**Written problem**
Answer these questions using the interview about the Vehicule Poets.
1. Which two bodies were giving money to CrossCountry?
2. At whose house was the late-1978 meeting about the anthology held?
3. In what year did Mouse Eggs start coming out?

**Supplied passage**
CrossCountry was getting money from the National Endowment of the Arts and the Canada Council. Mouse Eggs wasn’t getting money from ANYBODY. Endre was mimeographing issues at John Abbott and I was mimeographing issues at McGill. These days they would probably say that we were stealing paper. But things were looser then.
Louis probably would have been offended if I asked him for poems for Mouse Eggs. We weren’t The Tamarack Review. We were maybe like First Statement, but without the John Sutherland editorials. There was no editor. There was no cohesive aesthetic. It was just meant to be fun. Poets having fun, as opposed to working on their careers. At that time none of us had a careerist bone in our bodies.
Q: Once the Vehicule Poets were formed as an informal group, what did that mean, exactly? Was this a way for the seven of you to distinguish yourselves from the other poets working in the city? Was it a marketing tool for readings? What did it mean to the group of you?
KN: In a way, the Vehicule Poets became aware of themselves by being denigrated by other folks in town who called them “those fucking Vehicule Poets.” And what they meant were those poets who were running the Press and the Reading Series down at the Gallery. And it was, “Oh, they must be talking about us.” And “Oh, they must be talking about the group of us.” And the “us” was the three of us who were editing books for the Press: Endre, Artie, and I. And the “us” was the folks who were running the Reading Series, which was Claudia, Endre, Artie, John, Stephen, and Tom. So when people are talking about “the fucking Vehicule Poets” that must be who they are talking about.
So that’s the way that we were aware of the fact that we were being talked about and being dismissed all together.
In late 1978, we called a meeting at Artie’s house to discuss whether we all wanted to appear in an anthology together. Everybody showed up. Everybody talked about it for a couple of hours. And we decided that we DID all want to appear in an anthology together. So we applied the label “The Vehicule Poets” to the anthology, and it was published by John’s Maker Press in 1979.
But Mouse Eggs started coming out in 1975, before we were ever officially “the Vehicule Poets.” We were just a bunch of friends doing a mimeographed magazine together.
Once we were a group, what it meant was that, when Artie died, and they ran his obituary in the Globe & Mail, they called him Artie Gold, Vehicule Poet.
You should read my poem “Montreal, 1975,” which is in South China Sea. I talk about what it was like for me to find the other six. I say that once we found one another we were “no longer alone / in the vast soup of being.”
So there’s THAT. And that, for me, was significant. I suddenly had friends. I suddenly had friends in poetry. I wasn’t going to have to conduct “a career” on my own. We didn’t THINK in careers then. Did we think “in marketing”? I don’t think so. We were just stating the obvious—we were 7 poets who were hanging out with one another and collaborating with one another.
And one of the things we were collaborating on was Mouse Eggs.

**Dataset content**
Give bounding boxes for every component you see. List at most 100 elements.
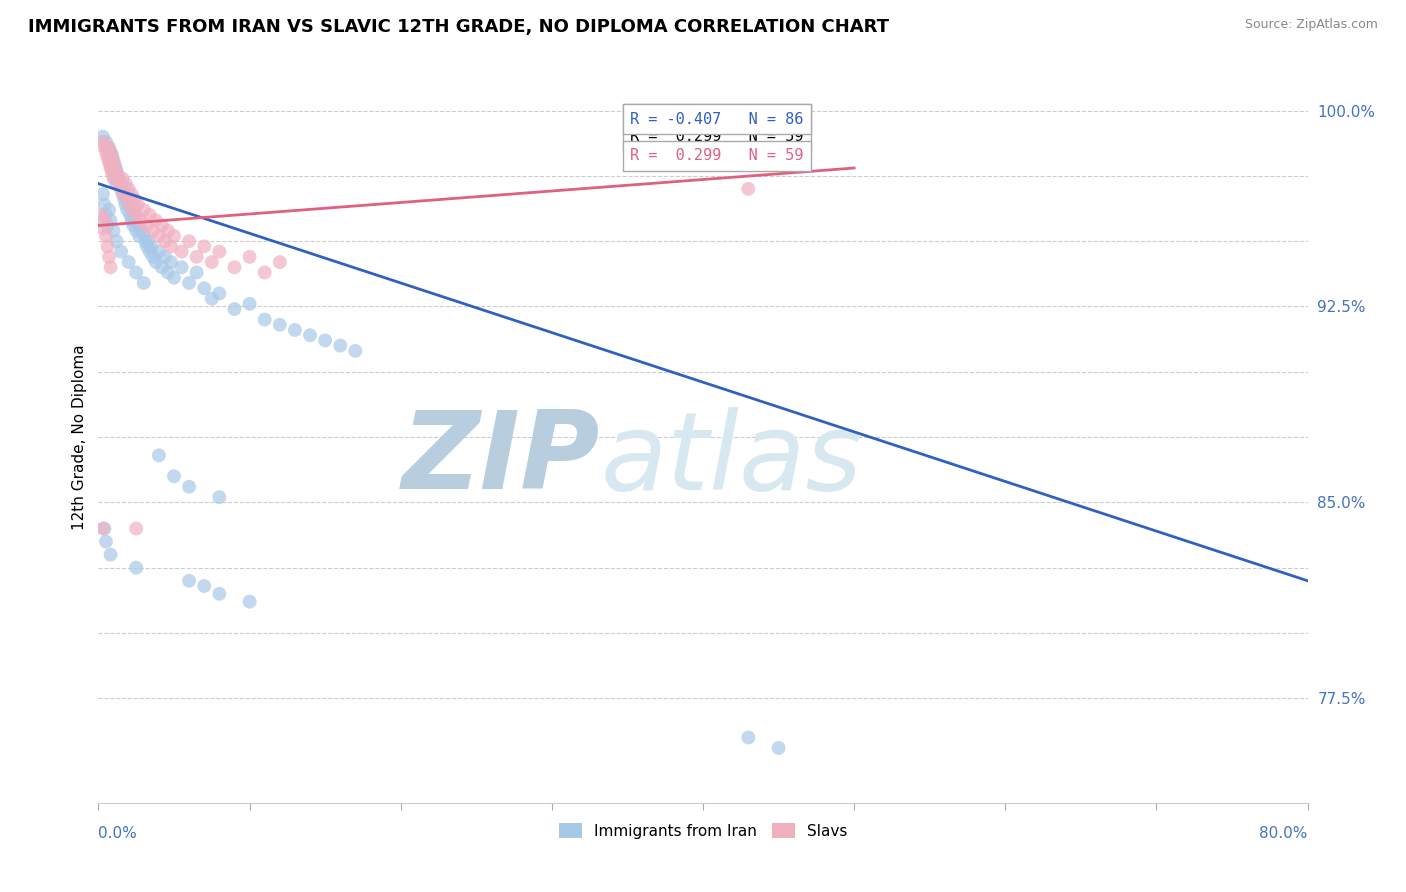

**Response to this task**
1. The National Endowment of the Arts and the Canada Council
2. Artie's
3. 1975